What is expected: Restate the records that follow word for word; no pictures should appear.

--

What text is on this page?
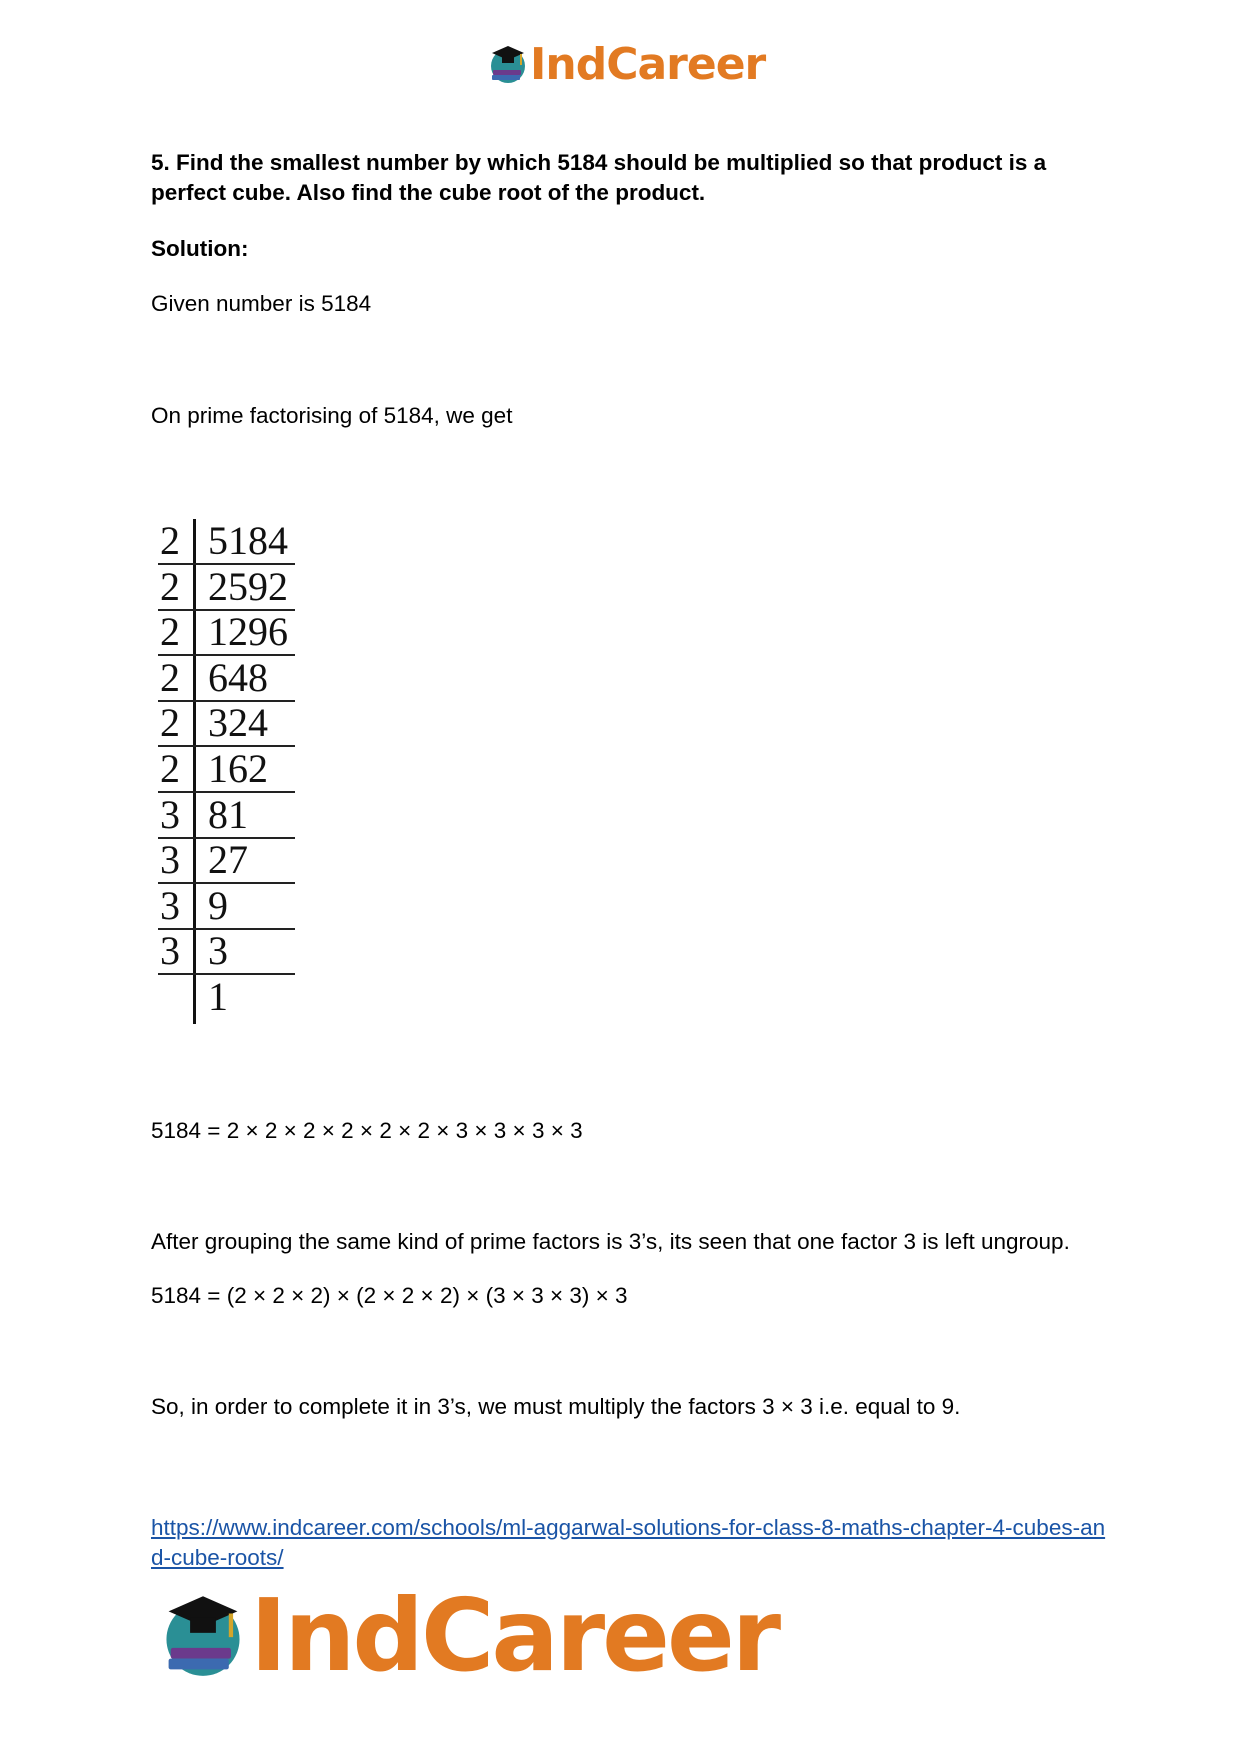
IndCareer
5. Find the smallest number by which 5184 should be multiplied so that product is a perfect cube. Also find the cube root of the product.
Solution:
Given number is 5184
On prime factorising of 5184, we get
2 5184
2 2592
2 1296
2 648
2 324
2 162
3 81
3 27
3 9
3 3
1
5184 = 2 × 2 × 2 × 2 × 2 × 2 × 3 × 3 × 3 × 3
After grouping the same kind of prime factors is 3’s, its seen that one factor 3 is left ungroup.
5184 = (2 × 2 × 2) × (2 × 2 × 2) × (3 × 3 × 3) × 3
So, in order to complete it in 3’s, we must multiply the factors 3 × 3 i.e. equal to 9.
https://www.indcareer.com/schools/ml-aggarwal-solutions-for-class-8-maths-chapter-4-cubes-and-cube-roots/
IndCareer
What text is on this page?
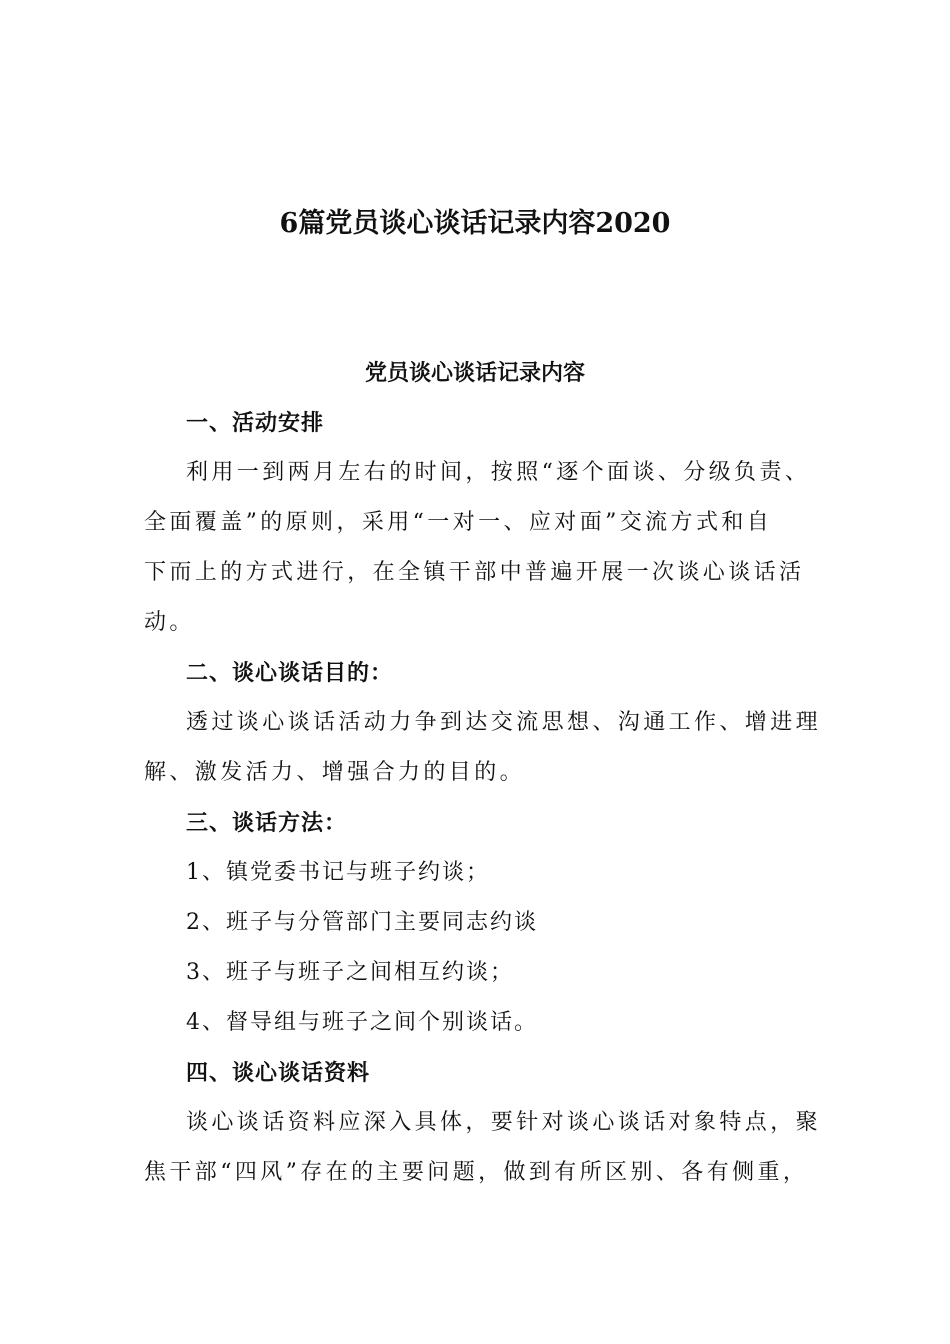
6篇党员谈心谈话记录内容2020
党员谈心谈话记录内容
一、活动安排
利用一到两月左右的时间，按照“逐个面谈、分级负责、
全面覆盖”的原则，采用“一对一、应对面”交流方式和自
下而上的方式进行，在全镇干部中普遍开展一次谈心谈话活
动。
二、谈心谈话目的：
透过谈心谈话活动力争到达交流思想、沟通工作、增进理
解、激发活力、增强合力的目的。
三、谈话方法：
1、镇党委书记与班子约谈；
2、班子与分管部门主要同志约谈
3、班子与班子之间相互约谈；
4、督导组与班子之间个别谈话。
四、谈心谈话资料
谈心谈话资料应深入具体，要针对谈心谈话对象特点，聚
焦干部“四风”存在的主要问题，做到有所区别、各有侧重，
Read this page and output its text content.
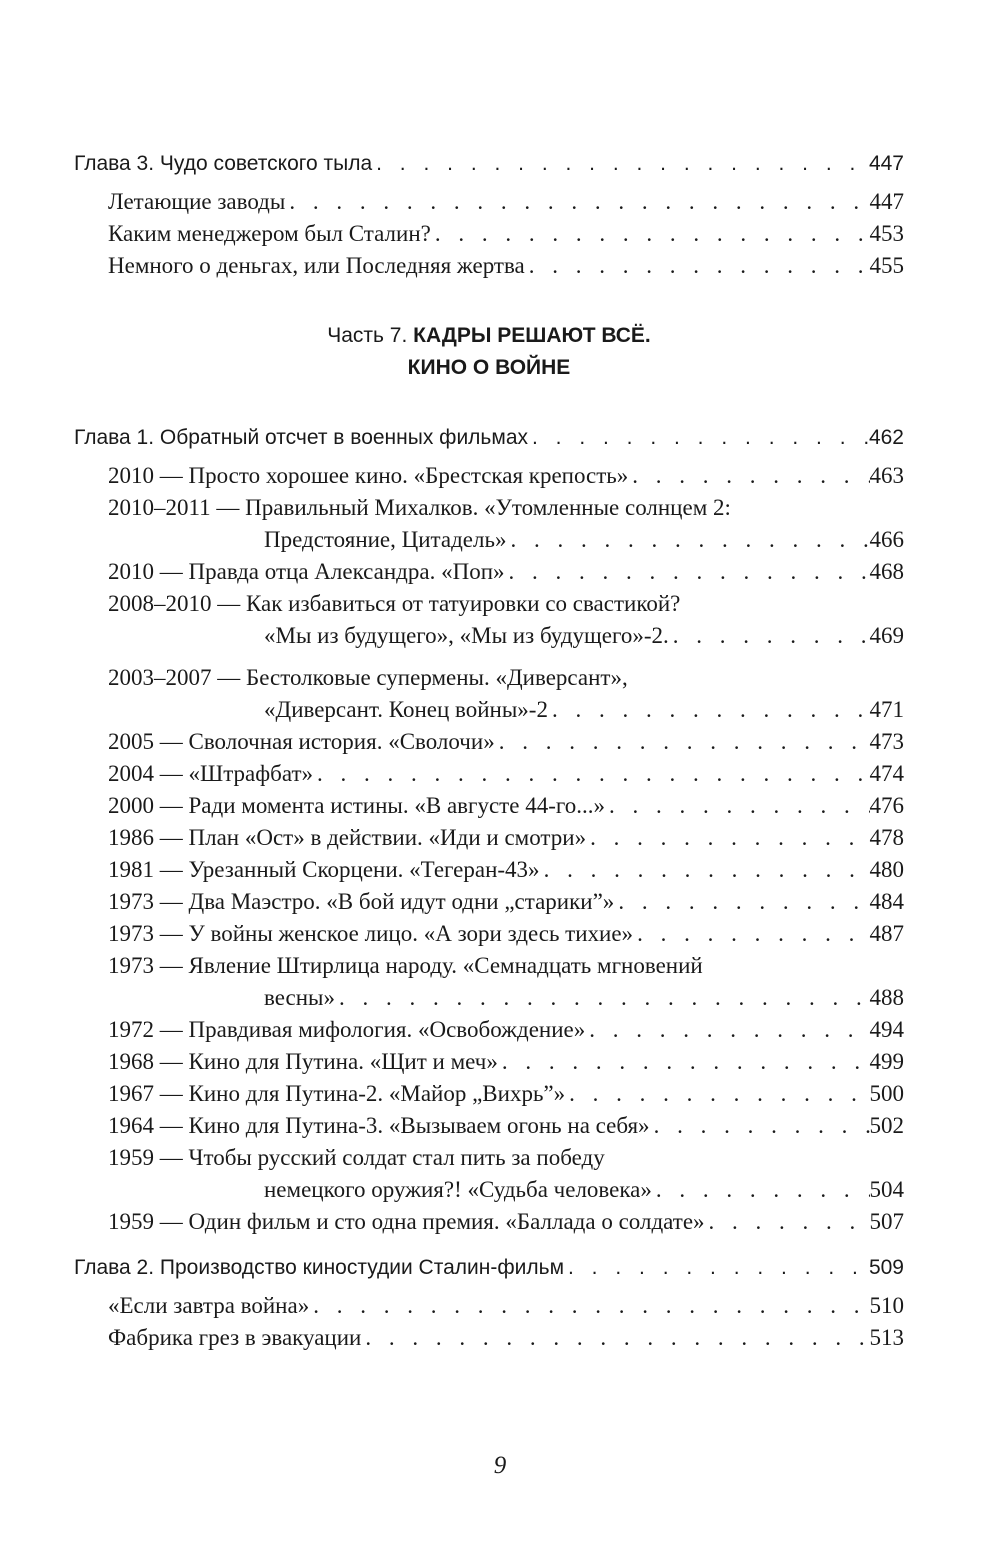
Глава 3. Чудо советского тыла . . .	447
Летающие заводы . . .	447
Каким менеджером был Сталин? . . .	453
Немного о деньгах, или Последняя жертва . . .	455
Часть 7. КАДРЫ РЕШАЮТ ВСЁ.
КИНО О ВОЙНЕ
Глава 1. Обратный отсчет в военных фильмах . . .	462
2010 — Просто хорошее кино. «Брестская крепость» . . .	463
2010–2011 — Правильный Михалков. «Утомленные солнцем 2:
Предстояние, Цитадель» . . .	466
2010 — Правда отца Александра. «Поп» . . .	468
2008–2010 — Как избавиться от татуировки со свастикой?
«Мы из будущего», «Мы из будущего»-2. . . .	469
2003–2007 — Бестолковые супермены. «Диверсант»,
«Диверсант. Конец войны»-2 . . .	471
2005 — Сволочная история. «Сволочи» . . .	473
2004 — «Штрафбат» . . .	474
2000 — Ради момента истины. «В августе 44-го...» . . .	476
1986 — План «Ост» в действии. «Иди и смотри» . . .	478
1981 — Урезанный Скорцени. «Тегеран-43» . . .	480
1973 — Два Маэстро. «В бой идут одни „старики”» . . .	484
1973 — У войны женское лицо. «А зори здесь тихие» . . .	487
1973 — Явление Штирлица народу. «Семнадцать мгновений
весны» . . .	488
1972 — Правдивая мифология. «Освобождение» . . .	494
1968 — Кино для Путина. «Щит и меч» . . .	499
1967 — Кино для Путина-2. «Майор „Вихрь”» . . .	500
1964 — Кино для Путина-3. «Вызываем огонь на себя» . . .	502
1959 — Чтобы русский солдат стал пить за победу
немецкого оружия?! «Судьба человека» . . .	504
1959 — Один фильм и сто одна премия. «Баллада о солдате» . . .	507
Глава 2. Производство киностудии Сталин-фильм . . .	509
«Если завтра война» . . .	510
Фабрика грез в эвакуации . . .	513
9
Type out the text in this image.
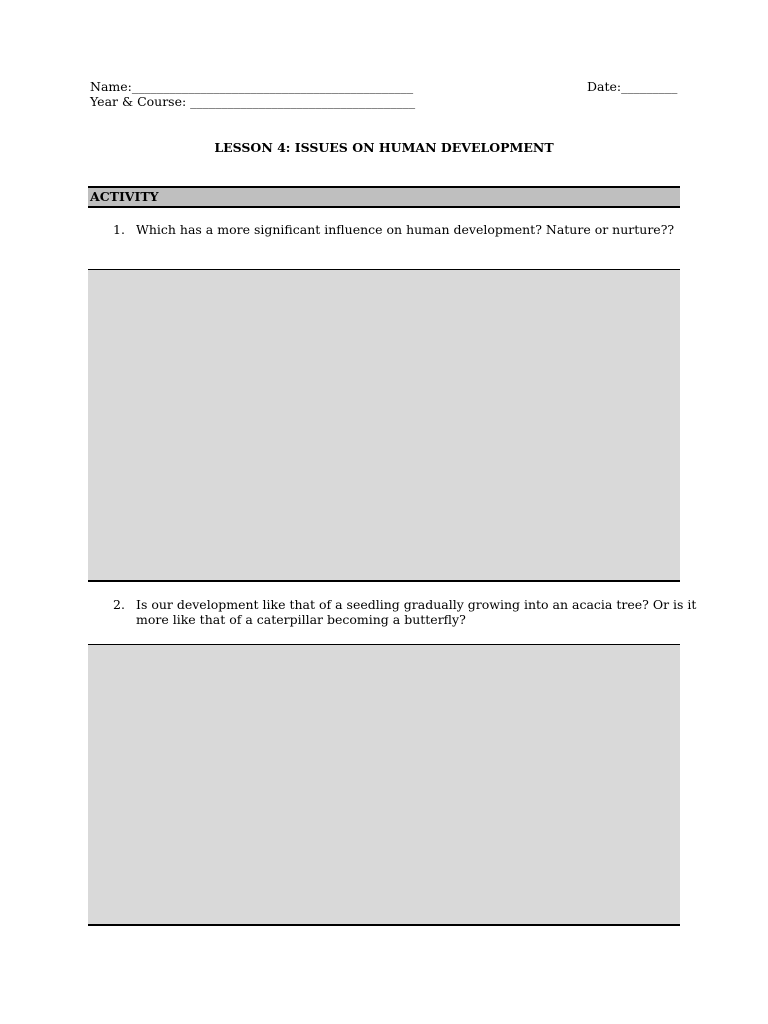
Name:_____________________________________________
Year & Course: ____________________________________
Date:_________
LESSON 4: ISSUES ON HUMAN DEVELOPMENT
ACTIVITY
1. Which has a more significant influence on human development? Nature or nurture??
2. Is our development like that of a seedling gradually growing into an acacia tree? Or is it more like that of a caterpillar becoming a butterfly?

--

Solved exercise:
What text is on this page?
IndCareer
5. Find the smallest number by which 5184 should be multiplied so that product is a perfect cube. Also find the cube root of the product.
Solution:
Given number is 5184
On prime factorising of 5184, we get
2 5184
2 2592
2 1296
2 648
2 324
2 162
3 81
3 27
3 9
3 3
1
5184 = 2 × 2 × 2 × 2 × 2 × 2 × 3 × 3 × 3 × 3
After grouping the same kind of prime factors is 3’s, its seen that one factor 3 is left ungroup.
5184 = (2 × 2 × 2) × (2 × 2 × 2) × (3 × 3 × 3) × 3
So, in order to complete it in 3’s, we must multiply the factors 3 × 3 i.e. equal to 9.
https://www.indcareer.com/schools/ml-aggarwal-solutions-for-class-8-maths-chapter-4-cubes-and-cube-roots/
IndCareer
What text is on this page?
6篇党员谈心谈话记录内容2020
党员谈心谈话记录内容
一、活动安排
利用一到两月左右的时间，按照“逐个面谈、分级负责、
全面覆盖”的原则，采用“一对一、应对面”交流方式和自
下而上的方式进行，在全镇干部中普遍开展一次谈心谈话活
动。
二、谈心谈话目的：
透过谈心谈话活动力争到达交流思想、沟通工作、增进理
解、激发活力、增强合力的目的。
三、谈话方法：
1、镇党委书记与班子约谈；
2、班子与分管部门主要同志约谈
3、班子与班子之间相互约谈；
4、督导组与班子之间个别谈话。
四、谈心谈话资料
谈心谈话资料应深入具体，要针对谈心谈话对象特点，聚
焦干部“四风”存在的主要问题，做到有所区别、各有侧重，
Read this page and output its text content.
Глава 3. Чудо советского тыла . . .	447
Летающие заводы . . .	447
Каким менеджером был Сталин? . . .	453
Немного о деньгах, или Последняя жертва . . .	455
Часть 7. КАДРЫ РЕШАЮТ ВСЁ.
КИНО О ВОЙНЕ
Глава 1. Обратный отсчет в военных фильмах . . .	462
2010 — Просто хорошее кино. «Брестская крепость» . . .	463
2010–2011 — Правильный Михалков. «Утомленные солнцем 2:
Предстояние, Цитадель» . . .	466
2010 — Правда отца Александра. «Поп» . . .	468
2008–2010 — Как избавиться от татуировки со свастикой?
«Мы из будущего», «Мы из будущего»-2. . . .	469
2003–2007 — Бестолковые супермены. «Диверсант»,
«Диверсант. Конец войны»-2 . . .	471
2005 — Сволочная история. «Сволочи» . . .	473
2004 — «Штрафбат» . . .	474
2000 — Ради момента истины. «В августе 44-го...» . . .	476
1986 — План «Ост» в действии. «Иди и смотри» . . .	478
1981 — Урезанный Скорцени. «Тегеран-43» . . .	480
1973 — Два Маэстро. «В бой идут одни „старики”» . . .	484
1973 — У войны женское лицо. «А зори здесь тихие» . . .	487
1973 — Явление Штирлица народу. «Семнадцать мгновений
весны» . . .	488
1972 — Правдивая мифология. «Освобождение» . . .	494
1968 — Кино для Путина. «Щит и меч» . . .	499
1967 — Кино для Путина-2. «Майор „Вихрь”» . . .	500
1964 — Кино для Путина-3. «Вызываем огонь на себя» . . .	502
1959 — Чтобы русский солдат стал пить за победу
немецкого оружия?! «Судьба человека» . . .	504
1959 — Один фильм и сто одна премия. «Баллада о солдате» . . .	507
Глава 2. Производство киностудии Сталин-фильм . . .	509
«Если завтра война» . . .	510
Фабрика грез в эвакуации . . .	513
9
Type out the text in this image.
Name:_____________________________________________
Year & Course: ____________________________________
Date:_________
LESSON 4: ISSUES ON HUMAN DEVELOPMENT
ACTIVITY
1. Which has a more significant influence on human development? Nature or nurture??
2. Is our development like that of a seedling gradually growing into an acacia tree? Or is it more like that of a caterpillar becoming a butterfly?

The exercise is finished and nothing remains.